- **TASK INSTRUCTIONS**
Pictures appear in the records below; write out everything else exactly.

- **MATERIAL**
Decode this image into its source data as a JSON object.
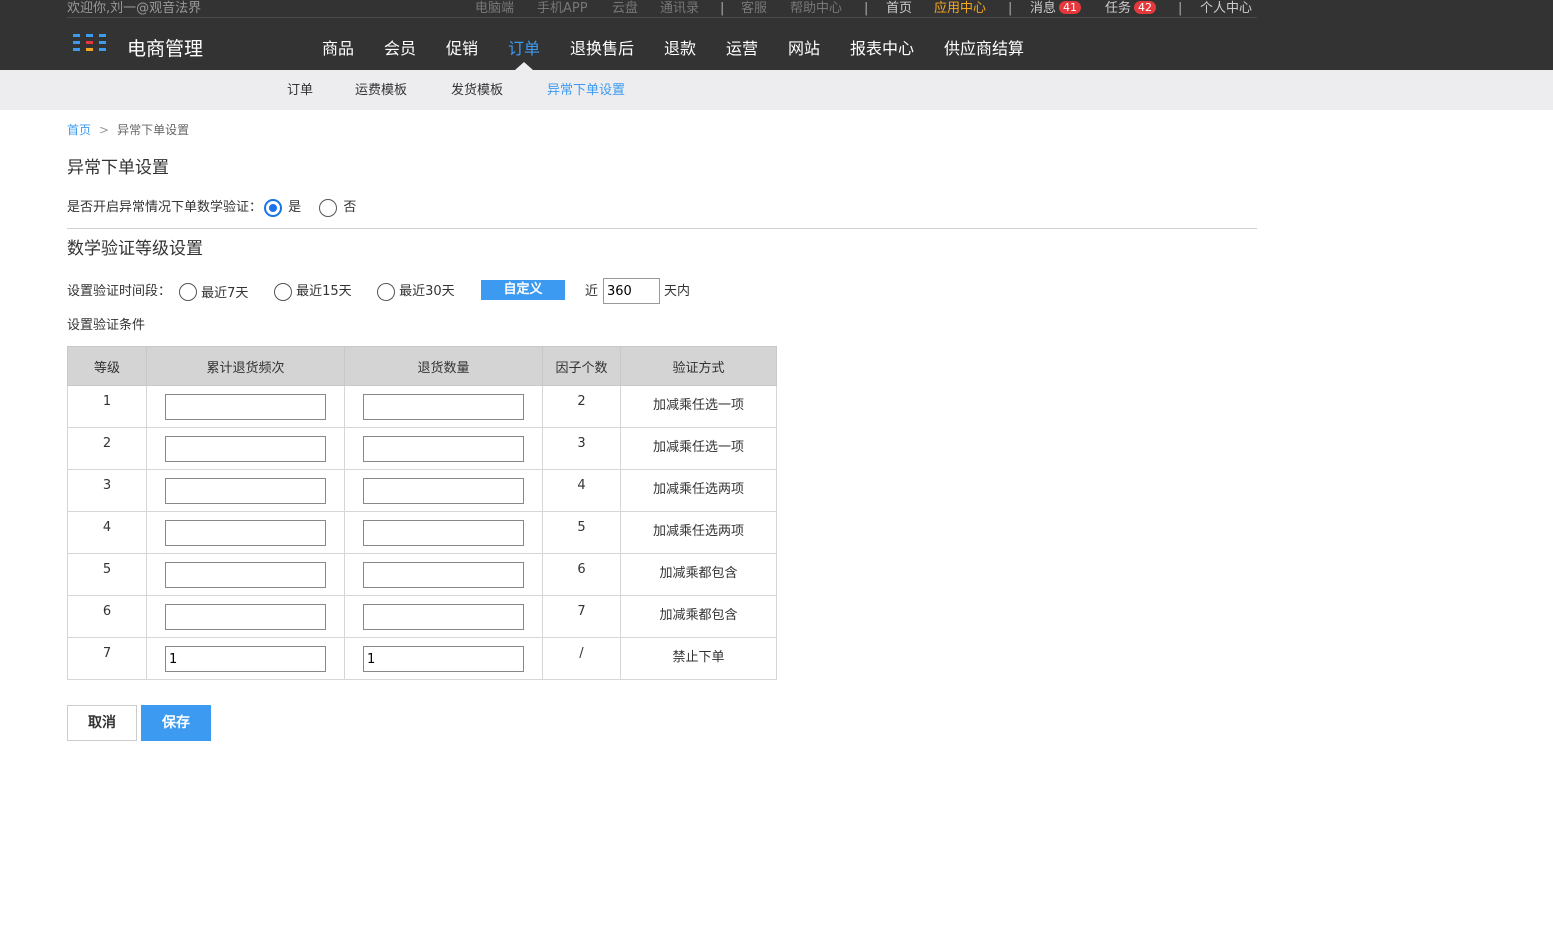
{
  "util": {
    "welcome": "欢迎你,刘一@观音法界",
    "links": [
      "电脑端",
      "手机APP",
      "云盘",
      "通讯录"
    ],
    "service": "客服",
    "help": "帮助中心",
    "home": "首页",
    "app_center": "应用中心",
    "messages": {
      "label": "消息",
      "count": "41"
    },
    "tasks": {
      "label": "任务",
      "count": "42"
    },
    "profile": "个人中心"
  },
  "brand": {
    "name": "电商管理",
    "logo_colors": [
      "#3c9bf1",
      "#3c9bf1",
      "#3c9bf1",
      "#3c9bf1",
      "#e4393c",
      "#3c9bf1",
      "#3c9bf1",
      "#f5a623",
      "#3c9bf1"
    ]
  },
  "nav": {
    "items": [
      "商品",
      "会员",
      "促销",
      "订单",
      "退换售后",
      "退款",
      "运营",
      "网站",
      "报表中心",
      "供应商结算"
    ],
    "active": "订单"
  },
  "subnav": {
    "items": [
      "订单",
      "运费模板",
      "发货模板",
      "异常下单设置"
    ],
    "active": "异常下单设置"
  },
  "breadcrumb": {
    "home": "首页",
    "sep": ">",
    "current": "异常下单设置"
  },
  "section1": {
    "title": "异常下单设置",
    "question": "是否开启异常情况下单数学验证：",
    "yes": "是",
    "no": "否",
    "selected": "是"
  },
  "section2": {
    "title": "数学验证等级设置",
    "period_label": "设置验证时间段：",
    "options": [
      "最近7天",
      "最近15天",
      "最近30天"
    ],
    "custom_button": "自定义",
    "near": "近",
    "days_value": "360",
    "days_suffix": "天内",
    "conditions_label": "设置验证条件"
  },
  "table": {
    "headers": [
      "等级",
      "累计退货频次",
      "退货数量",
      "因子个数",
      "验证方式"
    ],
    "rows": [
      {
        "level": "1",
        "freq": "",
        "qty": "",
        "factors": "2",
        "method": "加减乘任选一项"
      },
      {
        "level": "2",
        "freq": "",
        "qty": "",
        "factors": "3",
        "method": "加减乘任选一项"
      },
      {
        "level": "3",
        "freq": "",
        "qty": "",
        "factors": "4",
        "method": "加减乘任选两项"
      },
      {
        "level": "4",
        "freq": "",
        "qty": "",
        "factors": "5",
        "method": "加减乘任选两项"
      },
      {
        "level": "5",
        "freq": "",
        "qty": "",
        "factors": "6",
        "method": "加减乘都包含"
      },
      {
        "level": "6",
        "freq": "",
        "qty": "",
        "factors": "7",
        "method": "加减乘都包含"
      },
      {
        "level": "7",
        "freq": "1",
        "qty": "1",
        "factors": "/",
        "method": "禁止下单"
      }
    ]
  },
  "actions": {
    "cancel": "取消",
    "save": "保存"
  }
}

- **CORRECT RESULT**
Decode this image into its source data as a JSON object.
{
  "util": {
    "welcome": "欢迎你,刘一@观音法界",
    "links": [
      "电脑端",
      "手机APP",
      "云盘",
      "通讯录"
    ],
    "service": "客服",
    "help": "帮助中心",
    "home": "首页",
    "app_center": "应用中心",
    "messages": {
      "label": "消息",
      "count": "41"
    },
    "tasks": {
      "label": "任务",
      "count": "42"
    },
    "profile": "个人中心"
  },
  "brand": {
    "name": "电商管理",
    "logo_colors": [
      "#3c9bf1",
      "#3c9bf1",
      "#3c9bf1",
      "#3c9bf1",
      "#e4393c",
      "#3c9bf1",
      "#3c9bf1",
      "#f5a623",
      "#3c9bf1"
    ]
  },
  "nav": {
    "items": [
      "商品",
      "会员",
      "促销",
      "订单",
      "退换售后",
      "退款",
      "运营",
      "网站",
      "报表中心",
      "供应商结算"
    ],
    "active": "订单"
  },
  "subnav": {
    "items": [
      "订单",
      "运费模板",
      "发货模板",
      "异常下单设置"
    ],
    "active": "异常下单设置"
  },
  "breadcrumb": {
    "home": "首页",
    "sep": ">",
    "current": "异常下单设置"
  },
  "section1": {
    "title": "异常下单设置",
    "question": "是否开启异常情况下单数学验证：",
    "yes": "是",
    "no": "否",
    "selected": "是"
  },
  "section2": {
    "title": "数学验证等级设置",
    "period_label": "设置验证时间段：",
    "options": [
      "最近7天",
      "最近15天",
      "最近30天"
    ],
    "custom_button": "自定义",
    "near": "近",
    "days_value": "360",
    "days_suffix": "天内",
    "conditions_label": "设置验证条件"
  },
  "table": {
    "headers": [
      "等级",
      "累计退货频次",
      "退货数量",
      "因子个数",
      "验证方式"
    ],
    "rows": [
      {
        "level": "1",
        "freq": "",
        "qty": "",
        "factors": "2",
        "method": "加减乘任选一项"
      },
      {
        "level": "2",
        "freq": "",
        "qty": "",
        "factors": "3",
        "method": "加减乘任选一项"
      },
      {
        "level": "3",
        "freq": "",
        "qty": "",
        "factors": "4",
        "method": "加减乘任选两项"
      },
      {
        "level": "4",
        "freq": "",
        "qty": "",
        "factors": "5",
        "method": "加减乘任选两项"
      },
      {
        "level": "5",
        "freq": "",
        "qty": "",
        "factors": "6",
        "method": "加减乘都包含"
      },
      {
        "level": "6",
        "freq": "",
        "qty": "",
        "factors": "7",
        "method": "加减乘都包含"
      },
      {
        "level": "7",
        "freq": "1",
        "qty": "1",
        "factors": "/",
        "method": "禁止下单"
      }
    ]
  },
  "actions": {
    "cancel": "取消",
    "save": "保存"
  }
}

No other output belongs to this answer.